__SUPPLIED MATERIAL__:
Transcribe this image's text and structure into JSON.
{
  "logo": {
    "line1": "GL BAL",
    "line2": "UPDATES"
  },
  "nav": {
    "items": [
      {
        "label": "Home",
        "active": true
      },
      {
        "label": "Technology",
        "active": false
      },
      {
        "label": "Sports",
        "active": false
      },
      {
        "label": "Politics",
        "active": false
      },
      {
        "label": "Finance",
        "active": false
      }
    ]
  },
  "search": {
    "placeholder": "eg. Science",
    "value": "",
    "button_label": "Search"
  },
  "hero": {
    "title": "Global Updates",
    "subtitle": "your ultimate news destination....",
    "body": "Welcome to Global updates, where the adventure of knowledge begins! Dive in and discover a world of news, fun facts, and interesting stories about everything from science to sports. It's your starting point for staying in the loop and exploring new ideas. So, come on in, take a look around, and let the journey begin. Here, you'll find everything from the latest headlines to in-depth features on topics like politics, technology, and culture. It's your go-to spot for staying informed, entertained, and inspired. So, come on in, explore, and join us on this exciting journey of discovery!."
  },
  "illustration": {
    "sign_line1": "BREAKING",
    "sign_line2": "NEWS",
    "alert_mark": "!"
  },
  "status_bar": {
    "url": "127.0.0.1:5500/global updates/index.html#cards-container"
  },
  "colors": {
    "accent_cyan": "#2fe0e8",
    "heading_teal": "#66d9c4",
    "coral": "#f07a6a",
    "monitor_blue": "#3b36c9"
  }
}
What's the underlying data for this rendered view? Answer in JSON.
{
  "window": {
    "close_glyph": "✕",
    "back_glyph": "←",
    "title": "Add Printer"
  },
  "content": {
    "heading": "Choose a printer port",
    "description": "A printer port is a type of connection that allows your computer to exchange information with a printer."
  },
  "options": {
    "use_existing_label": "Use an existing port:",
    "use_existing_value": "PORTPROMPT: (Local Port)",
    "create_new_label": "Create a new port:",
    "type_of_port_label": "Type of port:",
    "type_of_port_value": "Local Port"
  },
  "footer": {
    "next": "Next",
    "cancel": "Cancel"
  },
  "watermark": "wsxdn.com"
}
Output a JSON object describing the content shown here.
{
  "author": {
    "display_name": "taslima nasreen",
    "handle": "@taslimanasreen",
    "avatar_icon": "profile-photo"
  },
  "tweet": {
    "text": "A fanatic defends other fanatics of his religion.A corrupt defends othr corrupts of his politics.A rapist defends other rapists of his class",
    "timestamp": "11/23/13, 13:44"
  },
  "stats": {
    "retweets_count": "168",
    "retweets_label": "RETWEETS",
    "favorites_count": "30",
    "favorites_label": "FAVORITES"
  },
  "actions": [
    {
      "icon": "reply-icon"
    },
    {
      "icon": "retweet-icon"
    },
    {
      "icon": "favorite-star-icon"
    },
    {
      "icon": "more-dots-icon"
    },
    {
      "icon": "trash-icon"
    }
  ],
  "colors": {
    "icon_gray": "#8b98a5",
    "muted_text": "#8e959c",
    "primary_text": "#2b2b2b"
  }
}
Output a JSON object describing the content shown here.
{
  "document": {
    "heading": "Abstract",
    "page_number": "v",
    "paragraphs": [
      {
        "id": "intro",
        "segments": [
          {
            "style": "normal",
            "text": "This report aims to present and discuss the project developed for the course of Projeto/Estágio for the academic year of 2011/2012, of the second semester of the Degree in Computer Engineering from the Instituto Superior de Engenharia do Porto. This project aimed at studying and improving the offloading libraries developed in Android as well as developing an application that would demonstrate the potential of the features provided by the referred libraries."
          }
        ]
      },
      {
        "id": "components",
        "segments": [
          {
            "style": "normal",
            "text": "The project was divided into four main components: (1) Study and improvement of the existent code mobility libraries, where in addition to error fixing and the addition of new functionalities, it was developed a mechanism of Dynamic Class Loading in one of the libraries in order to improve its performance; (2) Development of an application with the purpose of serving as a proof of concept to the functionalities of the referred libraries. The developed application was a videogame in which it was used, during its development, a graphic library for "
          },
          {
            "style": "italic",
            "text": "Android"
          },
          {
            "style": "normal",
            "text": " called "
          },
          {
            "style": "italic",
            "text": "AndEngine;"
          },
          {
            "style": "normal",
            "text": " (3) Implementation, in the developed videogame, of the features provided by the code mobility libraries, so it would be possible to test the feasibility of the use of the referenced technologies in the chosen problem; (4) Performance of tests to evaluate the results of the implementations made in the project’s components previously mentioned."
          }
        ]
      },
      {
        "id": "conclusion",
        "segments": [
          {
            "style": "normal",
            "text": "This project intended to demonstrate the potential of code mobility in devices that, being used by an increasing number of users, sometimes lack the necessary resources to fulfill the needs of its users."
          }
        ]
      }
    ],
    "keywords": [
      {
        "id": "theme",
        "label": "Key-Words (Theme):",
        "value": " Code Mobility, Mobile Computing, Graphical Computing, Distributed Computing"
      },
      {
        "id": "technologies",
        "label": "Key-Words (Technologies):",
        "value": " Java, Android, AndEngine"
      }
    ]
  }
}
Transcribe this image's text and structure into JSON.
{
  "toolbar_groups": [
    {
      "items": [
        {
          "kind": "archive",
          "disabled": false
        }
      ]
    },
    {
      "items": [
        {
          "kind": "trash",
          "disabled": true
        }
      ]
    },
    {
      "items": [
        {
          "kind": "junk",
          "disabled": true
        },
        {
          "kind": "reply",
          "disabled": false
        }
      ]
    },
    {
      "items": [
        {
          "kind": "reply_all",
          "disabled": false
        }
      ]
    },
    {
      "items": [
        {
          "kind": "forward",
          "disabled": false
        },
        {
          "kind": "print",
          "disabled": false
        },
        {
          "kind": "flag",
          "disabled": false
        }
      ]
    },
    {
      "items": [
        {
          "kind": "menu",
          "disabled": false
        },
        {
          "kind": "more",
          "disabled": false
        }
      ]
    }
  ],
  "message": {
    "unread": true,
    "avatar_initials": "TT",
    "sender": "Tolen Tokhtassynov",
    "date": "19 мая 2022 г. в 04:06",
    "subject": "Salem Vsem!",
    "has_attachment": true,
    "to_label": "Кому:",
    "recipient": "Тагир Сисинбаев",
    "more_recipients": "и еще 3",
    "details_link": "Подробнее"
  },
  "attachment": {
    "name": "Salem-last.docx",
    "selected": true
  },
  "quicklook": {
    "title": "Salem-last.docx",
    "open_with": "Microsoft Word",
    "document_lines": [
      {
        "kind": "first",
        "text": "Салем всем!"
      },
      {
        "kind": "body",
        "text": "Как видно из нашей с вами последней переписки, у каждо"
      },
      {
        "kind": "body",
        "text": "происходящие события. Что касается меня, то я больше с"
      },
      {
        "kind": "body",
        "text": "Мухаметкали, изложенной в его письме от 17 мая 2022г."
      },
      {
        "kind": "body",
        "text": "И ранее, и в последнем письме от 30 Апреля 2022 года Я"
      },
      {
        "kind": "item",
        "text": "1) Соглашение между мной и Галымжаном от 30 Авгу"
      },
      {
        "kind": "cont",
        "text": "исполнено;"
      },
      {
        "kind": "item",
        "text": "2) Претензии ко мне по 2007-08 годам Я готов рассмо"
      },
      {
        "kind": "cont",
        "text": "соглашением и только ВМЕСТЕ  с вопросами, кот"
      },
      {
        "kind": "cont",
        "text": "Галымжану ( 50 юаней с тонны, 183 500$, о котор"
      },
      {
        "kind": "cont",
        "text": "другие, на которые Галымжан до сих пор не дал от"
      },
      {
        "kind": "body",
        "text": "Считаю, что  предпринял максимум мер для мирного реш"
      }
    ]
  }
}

__TASK STATEMENT__: Type out the full listing again, exactly as given.

__THE OUTPUT__:
Transcribe this image's text and structure into JSON.
{
  "logo": {
    "line1": "GL BAL",
    "line2": "UPDATES"
  },
  "nav": {
    "items": [
      {
        "label": "Home",
        "active": true
      },
      {
        "label": "Technology",
        "active": false
      },
      {
        "label": "Sports",
        "active": false
      },
      {
        "label": "Politics",
        "active": false
      },
      {
        "label": "Finance",
        "active": false
      }
    ]
  },
  "search": {
    "placeholder": "eg. Science",
    "value": "",
    "button_label": "Search"
  },
  "hero": {
    "title": "Global Updates",
    "subtitle": "your ultimate news destination....",
    "body": "Welcome to Global updates, where the adventure of knowledge begins! Dive in and discover a world of news, fun facts, and interesting stories about everything from science to sports. It's your starting point for staying in the loop and exploring new ideas. So, come on in, take a look around, and let the journey begin. Here, you'll find everything from the latest headlines to in-depth features on topics like politics, technology, and culture. It's your go-to spot for staying informed, entertained, and inspired. So, come on in, explore, and join us on this exciting journey of discovery!."
  },
  "illustration": {
    "sign_line1": "BREAKING",
    "sign_line2": "NEWS",
    "alert_mark": "!"
  },
  "status_bar": {
    "url": "127.0.0.1:5500/global updates/index.html#cards-container"
  },
  "colors": {
    "accent_cyan": "#2fe0e8",
    "heading_teal": "#66d9c4",
    "coral": "#f07a6a",
    "monitor_blue": "#3b36c9"
  }
}
What's the underlying data for this rendered view? Answer in JSON.
{
  "window": {
    "close_glyph": "✕",
    "back_glyph": "←",
    "title": "Add Printer"
  },
  "content": {
    "heading": "Choose a printer port",
    "description": "A printer port is a type of connection that allows your computer to exchange information with a printer."
  },
  "options": {
    "use_existing_label": "Use an existing port:",
    "use_existing_value": "PORTPROMPT: (Local Port)",
    "create_new_label": "Create a new port:",
    "type_of_port_label": "Type of port:",
    "type_of_port_value": "Local Port"
  },
  "footer": {
    "next": "Next",
    "cancel": "Cancel"
  },
  "watermark": "wsxdn.com"
}
Output a JSON object describing the content shown here.
{
  "author": {
    "display_name": "taslima nasreen",
    "handle": "@taslimanasreen",
    "avatar_icon": "profile-photo"
  },
  "tweet": {
    "text": "A fanatic defends other fanatics of his religion.A corrupt defends othr corrupts of his politics.A rapist defends other rapists of his class",
    "timestamp": "11/23/13, 13:44"
  },
  "stats": {
    "retweets_count": "168",
    "retweets_label": "RETWEETS",
    "favorites_count": "30",
    "favorites_label": "FAVORITES"
  },
  "actions": [
    {
      "icon": "reply-icon"
    },
    {
      "icon": "retweet-icon"
    },
    {
      "icon": "favorite-star-icon"
    },
    {
      "icon": "more-dots-icon"
    },
    {
      "icon": "trash-icon"
    }
  ],
  "colors": {
    "icon_gray": "#8b98a5",
    "muted_text": "#8e959c",
    "primary_text": "#2b2b2b"
  }
}
Output a JSON object describing the content shown here.
{
  "document": {
    "heading": "Abstract",
    "page_number": "v",
    "paragraphs": [
      {
        "id": "intro",
        "segments": [
          {
            "style": "normal",
            "text": "This report aims to present and discuss the project developed for the course of Projeto/Estágio for the academic year of 2011/2012, of the second semester of the Degree in Computer Engineering from the Instituto Superior de Engenharia do Porto. This project aimed at studying and improving the offloading libraries developed in Android as well as developing an application that would demonstrate the potential of the features provided by the referred libraries."
          }
        ]
      },
      {
        "id": "components",
        "segments": [
          {
            "style": "normal",
            "text": "The project was divided into four main components: (1) Study and improvement of the existent code mobility libraries, where in addition to error fixing and the addition of new functionalities, it was developed a mechanism of Dynamic Class Loading in one of the libraries in order to improve its performance; (2) Development of an application with the purpose of serving as a proof of concept to the functionalities of the referred libraries. The developed application was a videogame in which it was used, during its development, a graphic library for "
          },
          {
            "style": "italic",
            "text": "Android"
          },
          {
            "style": "normal",
            "text": " called "
          },
          {
            "style": "italic",
            "text": "AndEngine;"
          },
          {
            "style": "normal",
            "text": " (3) Implementation, in the developed videogame, of the features provided by the code mobility libraries, so it would be possible to test the feasibility of the use of the referenced technologies in the chosen problem; (4) Performance of tests to evaluate the results of the implementations made in the project’s components previously mentioned."
          }
        ]
      },
      {
        "id": "conclusion",
        "segments": [
          {
            "style": "normal",
            "text": "This project intended to demonstrate the potential of code mobility in devices that, being used by an increasing number of users, sometimes lack the necessary resources to fulfill the needs of its users."
          }
        ]
      }
    ],
    "keywords": [
      {
        "id": "theme",
        "label": "Key-Words (Theme):",
        "value": " Code Mobility, Mobile Computing, Graphical Computing, Distributed Computing"
      },
      {
        "id": "technologies",
        "label": "Key-Words (Technologies):",
        "value": " Java, Android, AndEngine"
      }
    ]
  }
}
Transcribe this image's text and structure into JSON.
{
  "toolbar_groups": [
    {
      "items": [
        {
          "kind": "archive",
          "disabled": false
        }
      ]
    },
    {
      "items": [
        {
          "kind": "trash",
          "disabled": true
        }
      ]
    },
    {
      "items": [
        {
          "kind": "junk",
          "disabled": true
        },
        {
          "kind": "reply",
          "disabled": false
        }
      ]
    },
    {
      "items": [
        {
          "kind": "reply_all",
          "disabled": false
        }
      ]
    },
    {
      "items": [
        {
          "kind": "forward",
          "disabled": false
        },
        {
          "kind": "print",
          "disabled": false
        },
        {
          "kind": "flag",
          "disabled": false
        }
      ]
    },
    {
      "items": [
        {
          "kind": "menu",
          "disabled": false
        },
        {
          "kind": "more",
          "disabled": false
        }
      ]
    }
  ],
  "message": {
    "unread": true,
    "avatar_initials": "TT",
    "sender": "Tolen Tokhtassynov",
    "date": "19 мая 2022 г. в 04:06",
    "subject": "Salem Vsem!",
    "has_attachment": true,
    "to_label": "Кому:",
    "recipient": "Тагир Сисинбаев",
    "more_recipients": "и еще 3",
    "details_link": "Подробнее"
  },
  "attachment": {
    "name": "Salem-last.docx",
    "selected": true
  },
  "quicklook": {
    "title": "Salem-last.docx",
    "open_with": "Microsoft Word",
    "document_lines": [
      {
        "kind": "first",
        "text": "Салем всем!"
      },
      {
        "kind": "body",
        "text": "Как видно из нашей с вами последней переписки, у каждо"
      },
      {
        "kind": "body",
        "text": "происходящие события. Что касается меня, то я больше с"
      },
      {
        "kind": "body",
        "text": "Мухаметкали, изложенной в его письме от 17 мая 2022г."
      },
      {
        "kind": "body",
        "text": "И ранее, и в последнем письме от 30 Апреля 2022 года Я"
      },
      {
        "kind": "item",
        "text": "1) Соглашение между мной и Галымжаном от 30 Авгу"
      },
      {
        "kind": "cont",
        "text": "исполнено;"
      },
      {
        "kind": "item",
        "text": "2) Претензии ко мне по 2007-08 годам Я готов рассмо"
      },
      {
        "kind": "cont",
        "text": "соглашением и только ВМЕСТЕ  с вопросами, кот"
      },
      {
        "kind": "cont",
        "text": "Галымжану ( 50 юаней с тонны, 183 500$, о котор"
      },
      {
        "kind": "cont",
        "text": "другие, на которые Галымжан до сих пор не дал от"
      },
      {
        "kind": "body",
        "text": "Считаю, что  предпринял максимум мер для мирного реш"
      }
    ]
  }
}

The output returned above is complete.